▸ **Aim of the exercise**
Every line in the data below that has the word "spring" should be returned.

▸ **Data shown**
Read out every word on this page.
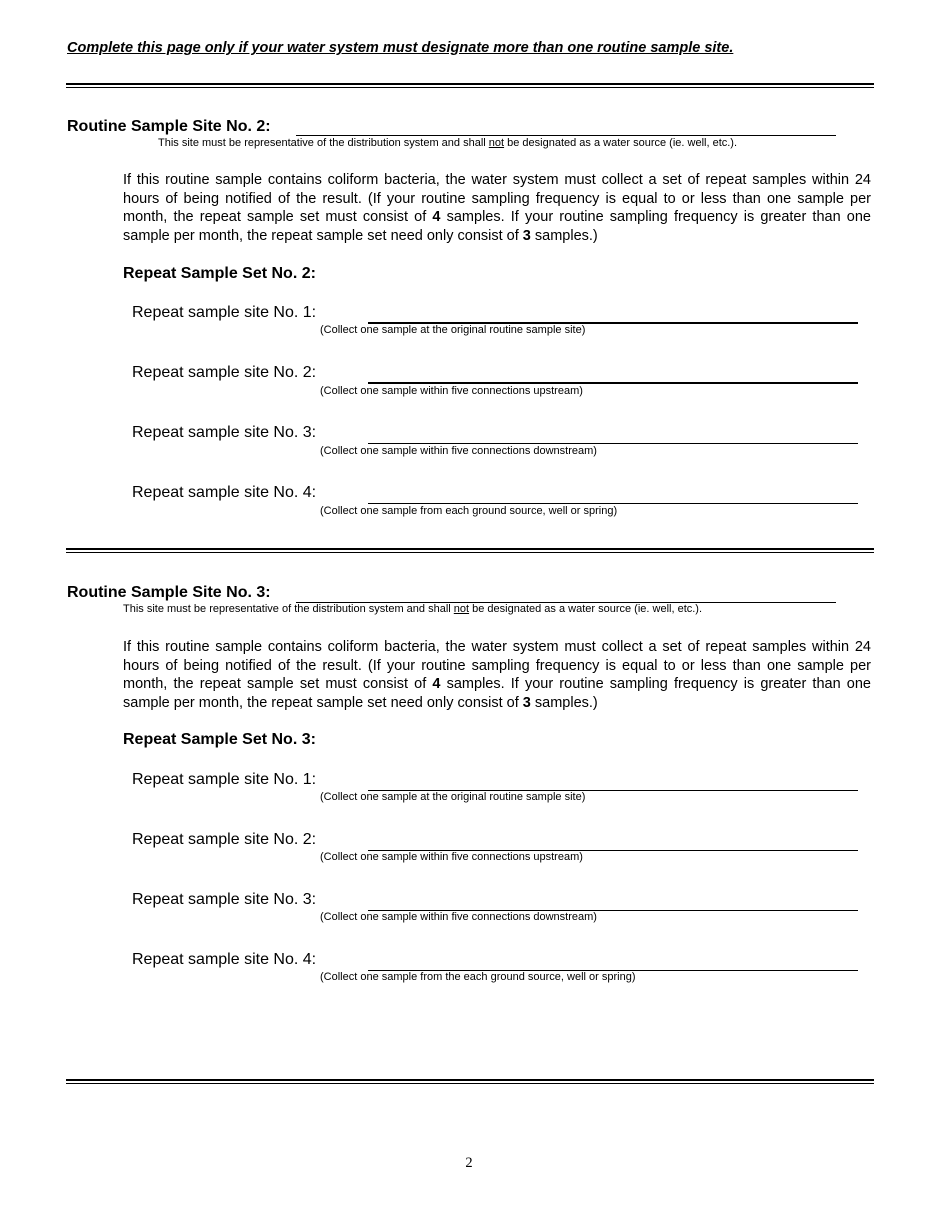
Complete this page only if your water system must designate more than one routine sample site.
Routine Sample Site No. 2:
This site must be representative of the distribution system and shall not be designated as a water source (ie. well, etc.).
If this routine sample contains coliform bacteria, the water system must collect a set of repeat samples within 24 hours of being notified of the result. (If your routine sampling frequency is equal to or less than one sample per month, the repeat sample set must consist of 4 samples. If your routine sampling frequency is greater than one sample per month, the repeat sample set need only consist of 3 samples.)
Repeat Sample Set No. 2:
Repeat sample site No. 1:
(Collect one sample at the original routine sample site)
Repeat sample site No. 2:
(Collect one sample within five connections upstream)
Repeat sample site No. 3:
(Collect one sample within five connections downstream)
Repeat sample site No. 4:
(Collect one sample from each ground source, well or spring)
Routine Sample Site No. 3:
This site must be representative of the distribution system and shall not be designated as a water source (ie. well, etc.).
If this routine sample contains coliform bacteria, the water system must collect a set of repeat samples within 24 hours of being notified of the result. (If your routine sampling frequency is equal to or less than one sample per month, the repeat sample set must consist of 4 samples. If your routine sampling frequency is greater than one sample per month, the repeat sample set need only consist of 3 samples.)
Repeat Sample Set No. 3:
Repeat sample site No. 1:
(Collect one sample at the original routine sample site)
Repeat sample site No. 2:
(Collect one sample within five connections upstream)
Repeat sample site No. 3:
(Collect one sample within five connections downstream)
Repeat sample site No. 4:
(Collect one sample from the each ground source, well or spring)
2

▸ **Reply**
(Collect one sample from each ground source, well or spring)
(Collect one sample from the each ground source, well or spring)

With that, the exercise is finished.